▸ **EXERCISE**:
Copy out every line that contains the word "boshqaradi".

## Start

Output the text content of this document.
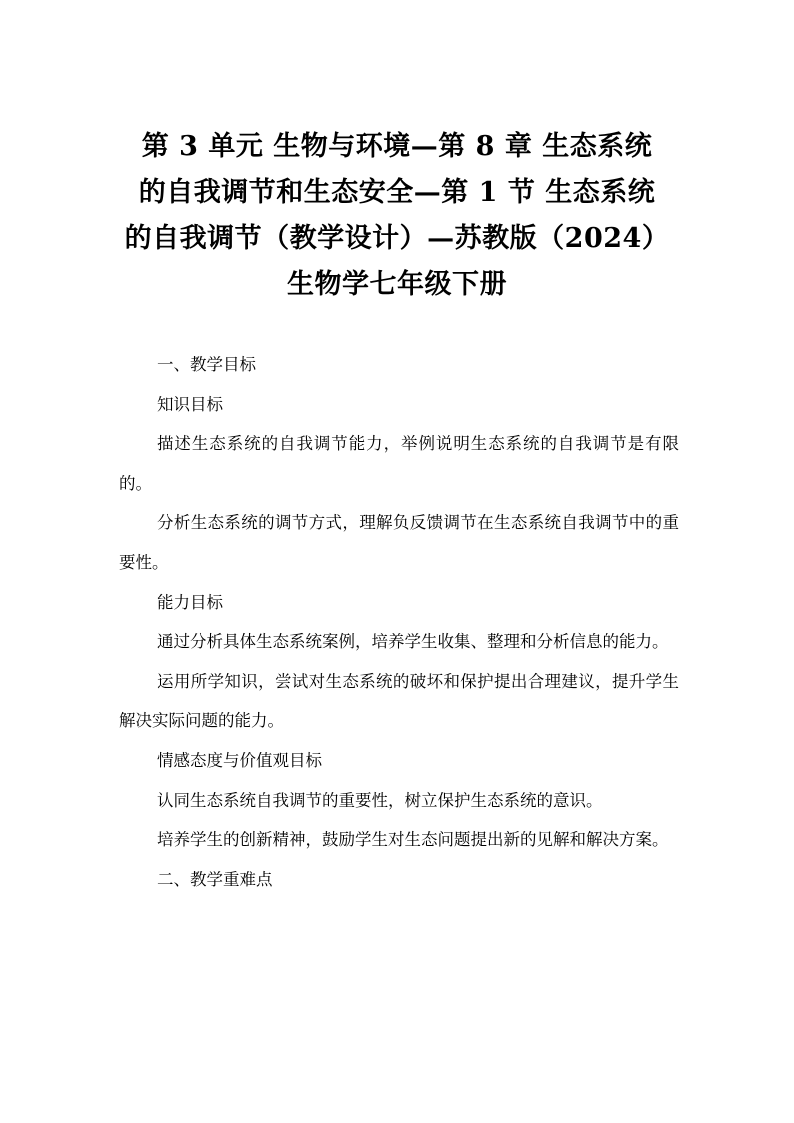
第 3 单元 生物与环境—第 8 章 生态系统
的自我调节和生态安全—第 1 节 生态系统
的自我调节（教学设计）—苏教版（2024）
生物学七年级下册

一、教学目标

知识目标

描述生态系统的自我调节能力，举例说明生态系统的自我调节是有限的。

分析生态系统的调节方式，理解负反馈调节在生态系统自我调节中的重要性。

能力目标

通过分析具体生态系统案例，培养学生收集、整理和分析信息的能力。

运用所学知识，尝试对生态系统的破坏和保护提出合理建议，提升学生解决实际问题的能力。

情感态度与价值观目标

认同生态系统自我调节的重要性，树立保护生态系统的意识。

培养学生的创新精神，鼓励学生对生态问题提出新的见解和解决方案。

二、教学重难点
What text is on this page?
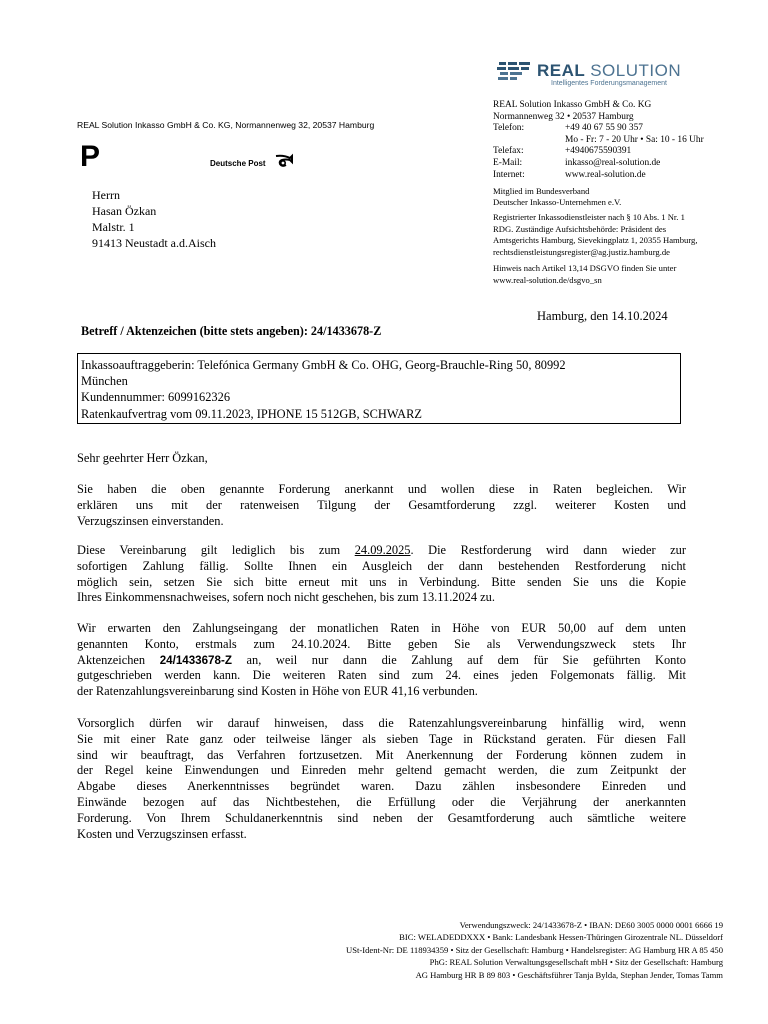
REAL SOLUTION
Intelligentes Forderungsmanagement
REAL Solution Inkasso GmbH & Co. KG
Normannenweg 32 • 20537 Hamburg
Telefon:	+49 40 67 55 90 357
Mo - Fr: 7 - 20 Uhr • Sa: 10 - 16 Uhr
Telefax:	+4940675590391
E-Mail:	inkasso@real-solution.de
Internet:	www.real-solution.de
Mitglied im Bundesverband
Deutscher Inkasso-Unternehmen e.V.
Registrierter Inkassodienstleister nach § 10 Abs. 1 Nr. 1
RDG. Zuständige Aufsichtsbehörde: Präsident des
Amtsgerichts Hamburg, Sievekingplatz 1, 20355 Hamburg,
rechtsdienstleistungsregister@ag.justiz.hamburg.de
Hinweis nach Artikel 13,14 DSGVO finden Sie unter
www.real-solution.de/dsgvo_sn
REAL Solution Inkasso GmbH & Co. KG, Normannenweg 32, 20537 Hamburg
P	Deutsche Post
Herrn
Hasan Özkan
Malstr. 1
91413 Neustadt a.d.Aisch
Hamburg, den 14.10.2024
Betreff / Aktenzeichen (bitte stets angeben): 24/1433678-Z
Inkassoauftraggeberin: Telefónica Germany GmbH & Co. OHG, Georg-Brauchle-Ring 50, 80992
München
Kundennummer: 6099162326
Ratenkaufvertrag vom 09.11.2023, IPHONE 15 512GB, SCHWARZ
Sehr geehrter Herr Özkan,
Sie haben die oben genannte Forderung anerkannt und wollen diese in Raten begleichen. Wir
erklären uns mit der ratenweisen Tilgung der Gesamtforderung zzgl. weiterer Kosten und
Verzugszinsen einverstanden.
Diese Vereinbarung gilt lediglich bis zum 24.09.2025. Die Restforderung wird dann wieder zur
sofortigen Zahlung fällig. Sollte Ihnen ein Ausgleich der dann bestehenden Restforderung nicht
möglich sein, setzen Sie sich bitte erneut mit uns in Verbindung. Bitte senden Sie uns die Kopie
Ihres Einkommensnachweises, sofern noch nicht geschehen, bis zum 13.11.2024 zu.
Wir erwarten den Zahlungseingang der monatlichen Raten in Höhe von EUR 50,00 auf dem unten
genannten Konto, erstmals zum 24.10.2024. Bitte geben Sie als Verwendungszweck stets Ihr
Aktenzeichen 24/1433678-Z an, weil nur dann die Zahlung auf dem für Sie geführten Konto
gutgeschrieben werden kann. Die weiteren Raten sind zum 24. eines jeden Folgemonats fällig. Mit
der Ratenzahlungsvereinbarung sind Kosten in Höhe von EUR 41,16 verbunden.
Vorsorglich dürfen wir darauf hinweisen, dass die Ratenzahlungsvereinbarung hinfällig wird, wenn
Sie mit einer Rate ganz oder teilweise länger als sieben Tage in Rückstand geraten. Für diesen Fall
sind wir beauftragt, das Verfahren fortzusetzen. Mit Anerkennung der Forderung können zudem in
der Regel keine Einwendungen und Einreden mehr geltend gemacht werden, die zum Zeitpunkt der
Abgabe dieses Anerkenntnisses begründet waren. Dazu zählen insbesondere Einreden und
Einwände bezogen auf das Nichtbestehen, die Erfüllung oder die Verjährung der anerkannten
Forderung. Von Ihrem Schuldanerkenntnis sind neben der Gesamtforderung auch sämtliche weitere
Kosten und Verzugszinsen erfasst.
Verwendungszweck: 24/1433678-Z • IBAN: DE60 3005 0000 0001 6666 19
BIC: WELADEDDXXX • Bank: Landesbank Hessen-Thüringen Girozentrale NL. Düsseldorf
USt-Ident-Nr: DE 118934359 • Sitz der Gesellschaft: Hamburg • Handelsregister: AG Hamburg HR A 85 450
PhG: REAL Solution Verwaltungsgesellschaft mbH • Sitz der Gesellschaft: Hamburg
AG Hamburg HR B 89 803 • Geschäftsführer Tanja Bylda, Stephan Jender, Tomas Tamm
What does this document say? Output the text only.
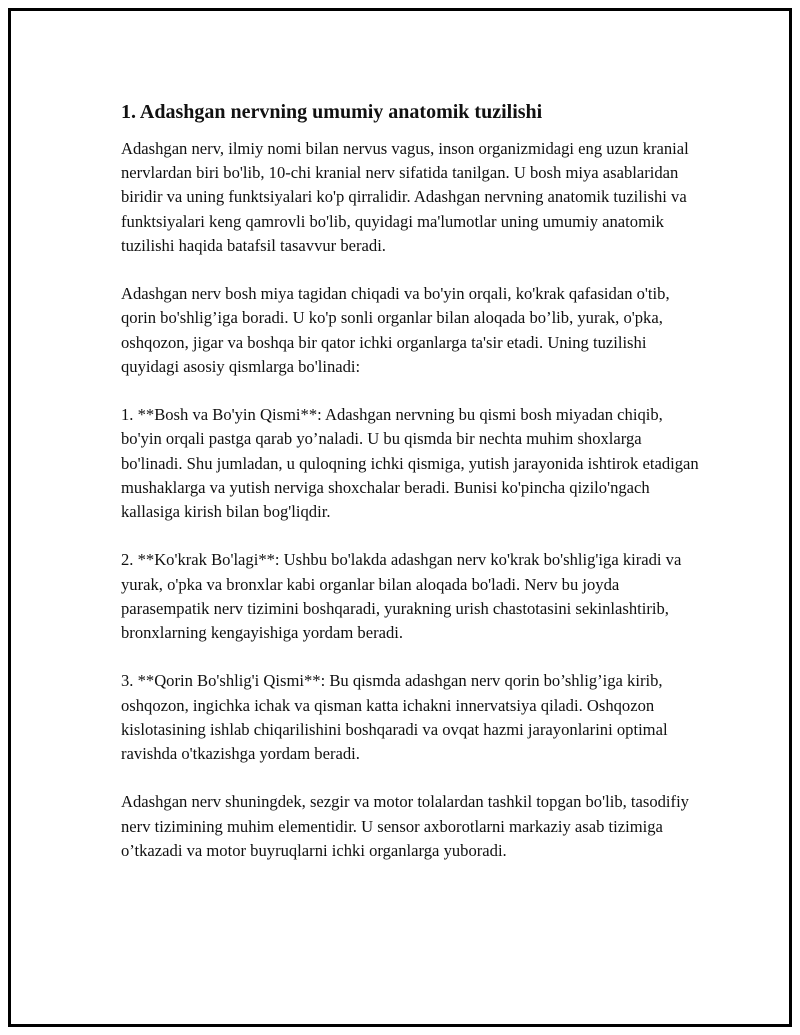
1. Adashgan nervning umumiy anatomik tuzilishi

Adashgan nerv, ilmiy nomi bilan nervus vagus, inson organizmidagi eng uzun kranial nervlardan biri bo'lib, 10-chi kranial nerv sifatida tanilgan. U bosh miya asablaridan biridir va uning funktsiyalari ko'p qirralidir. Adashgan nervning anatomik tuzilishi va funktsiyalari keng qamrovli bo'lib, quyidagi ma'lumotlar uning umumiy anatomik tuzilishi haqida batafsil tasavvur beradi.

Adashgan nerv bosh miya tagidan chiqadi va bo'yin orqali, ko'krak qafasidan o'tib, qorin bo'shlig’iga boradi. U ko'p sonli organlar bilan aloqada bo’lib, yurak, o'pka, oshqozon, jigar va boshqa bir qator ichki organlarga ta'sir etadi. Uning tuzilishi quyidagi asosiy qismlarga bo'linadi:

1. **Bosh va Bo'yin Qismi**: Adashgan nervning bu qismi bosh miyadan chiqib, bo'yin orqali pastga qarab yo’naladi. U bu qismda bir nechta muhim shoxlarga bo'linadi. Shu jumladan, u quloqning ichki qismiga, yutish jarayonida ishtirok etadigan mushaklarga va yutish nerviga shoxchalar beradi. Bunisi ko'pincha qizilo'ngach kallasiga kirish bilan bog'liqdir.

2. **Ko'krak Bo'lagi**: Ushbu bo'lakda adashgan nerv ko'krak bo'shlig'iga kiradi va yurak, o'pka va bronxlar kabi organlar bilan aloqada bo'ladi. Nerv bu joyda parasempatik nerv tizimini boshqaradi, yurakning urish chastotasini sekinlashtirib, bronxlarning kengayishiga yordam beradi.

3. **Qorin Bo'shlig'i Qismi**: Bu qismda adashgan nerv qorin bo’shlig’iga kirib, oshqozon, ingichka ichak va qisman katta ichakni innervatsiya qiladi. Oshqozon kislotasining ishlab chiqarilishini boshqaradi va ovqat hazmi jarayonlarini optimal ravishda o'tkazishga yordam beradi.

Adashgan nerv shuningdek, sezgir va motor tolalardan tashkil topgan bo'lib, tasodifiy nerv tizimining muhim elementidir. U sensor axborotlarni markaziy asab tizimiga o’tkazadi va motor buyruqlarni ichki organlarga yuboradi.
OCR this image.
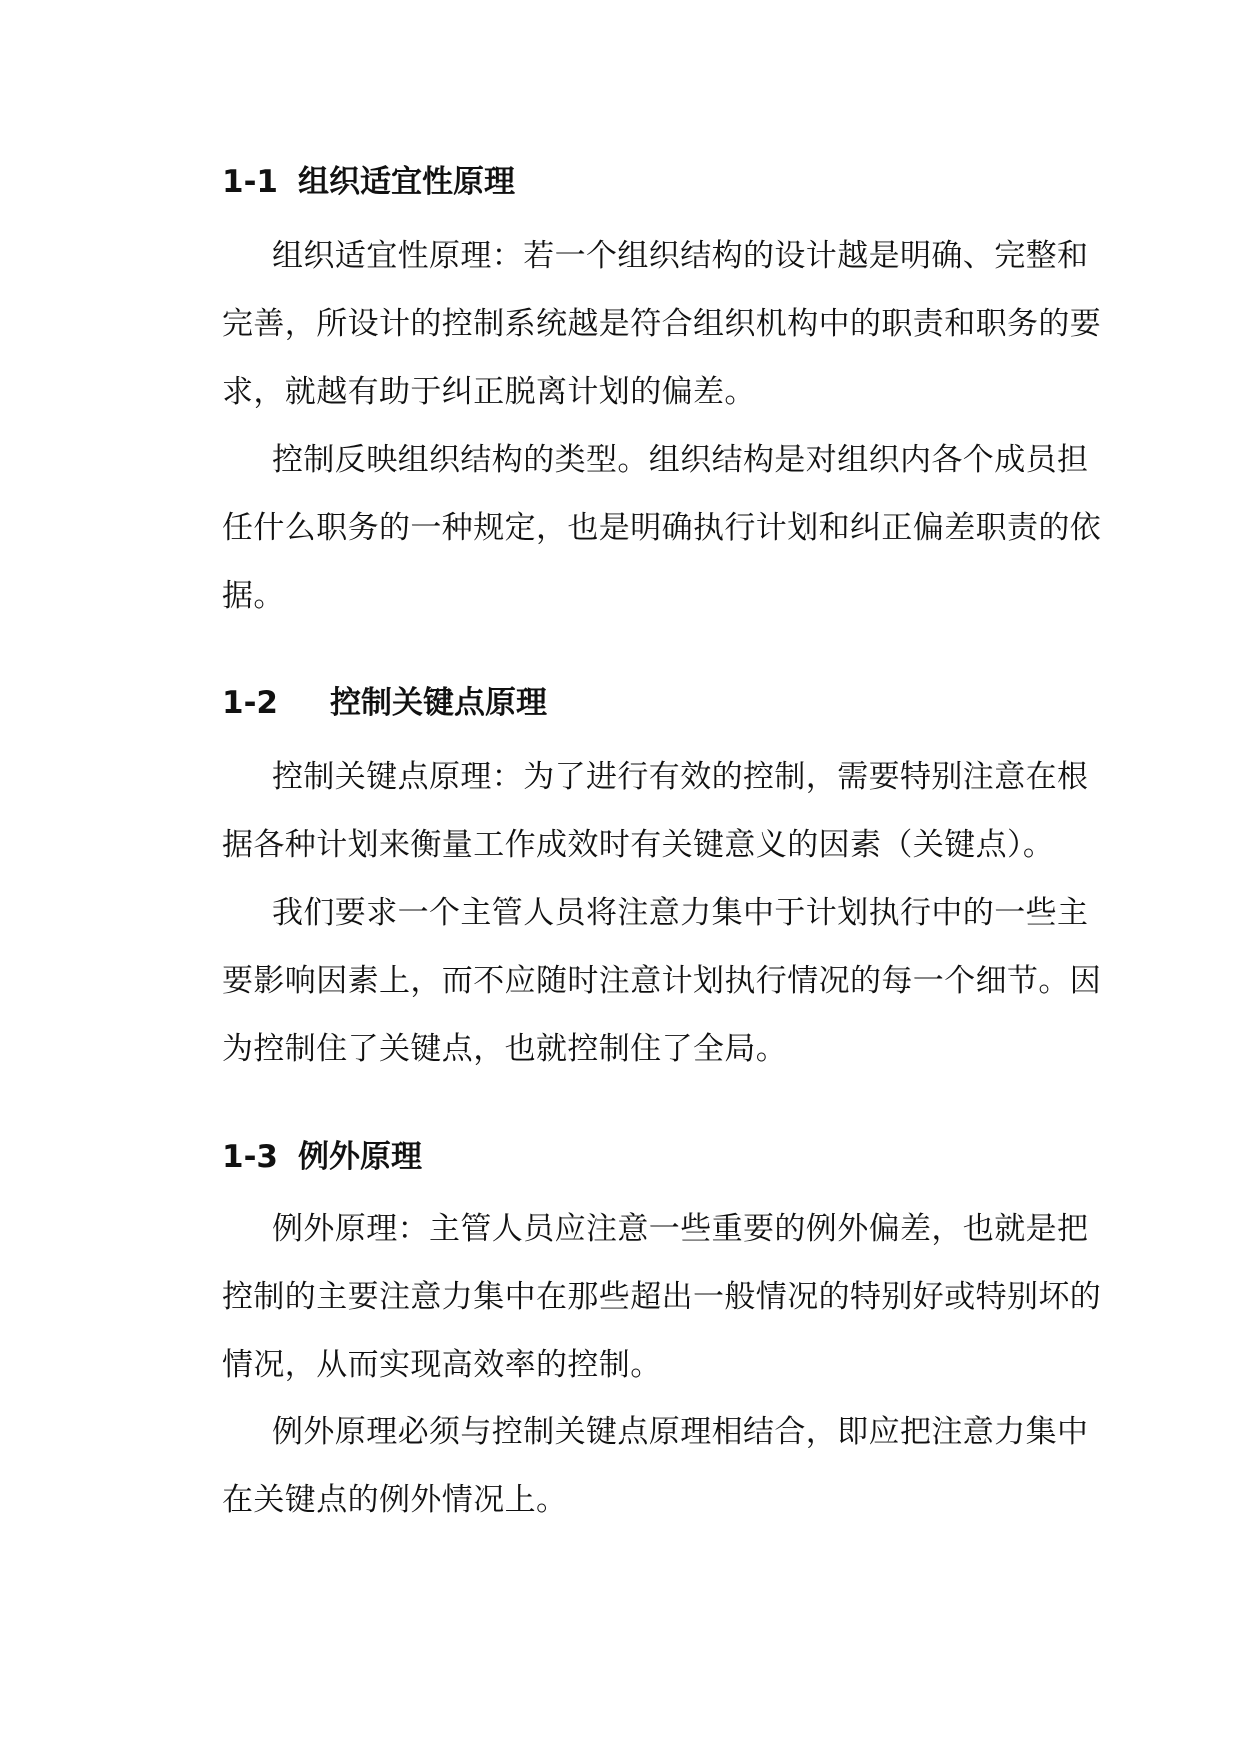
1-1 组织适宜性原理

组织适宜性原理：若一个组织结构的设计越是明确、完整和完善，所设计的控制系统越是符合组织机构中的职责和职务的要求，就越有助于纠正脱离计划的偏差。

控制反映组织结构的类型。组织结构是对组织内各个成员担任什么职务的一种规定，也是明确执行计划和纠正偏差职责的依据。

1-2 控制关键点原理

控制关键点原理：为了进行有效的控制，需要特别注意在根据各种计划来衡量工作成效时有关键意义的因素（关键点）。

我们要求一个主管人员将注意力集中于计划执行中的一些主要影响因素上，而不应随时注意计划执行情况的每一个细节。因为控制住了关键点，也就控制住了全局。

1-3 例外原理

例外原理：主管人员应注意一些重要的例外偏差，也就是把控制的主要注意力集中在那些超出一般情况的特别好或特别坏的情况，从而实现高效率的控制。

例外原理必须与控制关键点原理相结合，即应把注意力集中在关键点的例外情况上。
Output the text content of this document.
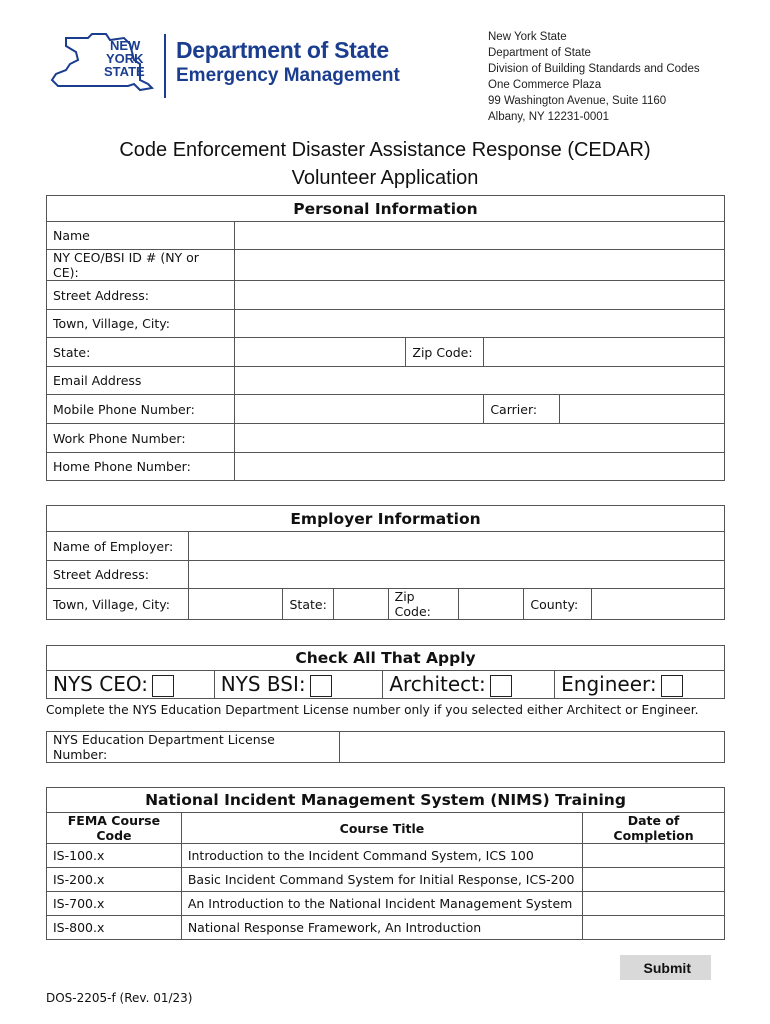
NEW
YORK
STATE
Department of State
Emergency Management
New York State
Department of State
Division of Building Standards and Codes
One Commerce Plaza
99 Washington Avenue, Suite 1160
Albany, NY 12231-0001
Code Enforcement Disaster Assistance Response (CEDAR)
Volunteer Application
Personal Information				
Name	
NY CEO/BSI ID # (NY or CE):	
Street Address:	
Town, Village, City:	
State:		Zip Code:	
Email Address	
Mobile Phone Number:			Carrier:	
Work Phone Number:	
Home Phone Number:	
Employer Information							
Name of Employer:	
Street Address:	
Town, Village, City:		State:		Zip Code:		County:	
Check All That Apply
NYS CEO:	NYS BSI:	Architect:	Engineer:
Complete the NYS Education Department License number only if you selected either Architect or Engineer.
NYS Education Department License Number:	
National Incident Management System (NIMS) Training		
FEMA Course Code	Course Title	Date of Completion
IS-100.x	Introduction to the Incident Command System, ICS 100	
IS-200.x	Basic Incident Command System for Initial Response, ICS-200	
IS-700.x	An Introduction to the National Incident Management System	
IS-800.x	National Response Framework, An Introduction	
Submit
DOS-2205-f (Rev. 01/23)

## End

▸ **TASK RESULT**:
2. **Ko'krak Bo'lagi**: Ushbu bo'lakda adashgan nerv ko'krak bo'shlig'iga kiradi va yurak, o'pka va bronxlar kabi organlar bilan aloqada bo'ladi. Nerv bu joyda parasempatik nerv tizimini boshqaradi, yurakning urish chastotasini sekinlashtirib, bronxlarning kengayishiga yordam beradi.
3. **Qorin Bo'shlig'i Qismi**: Bu qismda adashgan nerv qorin bo’shlig’iga kirib, oshqozon, ingichka ichak va qisman katta ichakni innervatsiya qiladi. Oshqozon kislotasining ishlab chiqarilishini boshqaradi va ovqat hazmi jarayonlarini optimal ravishda o'tkazishga yordam beradi.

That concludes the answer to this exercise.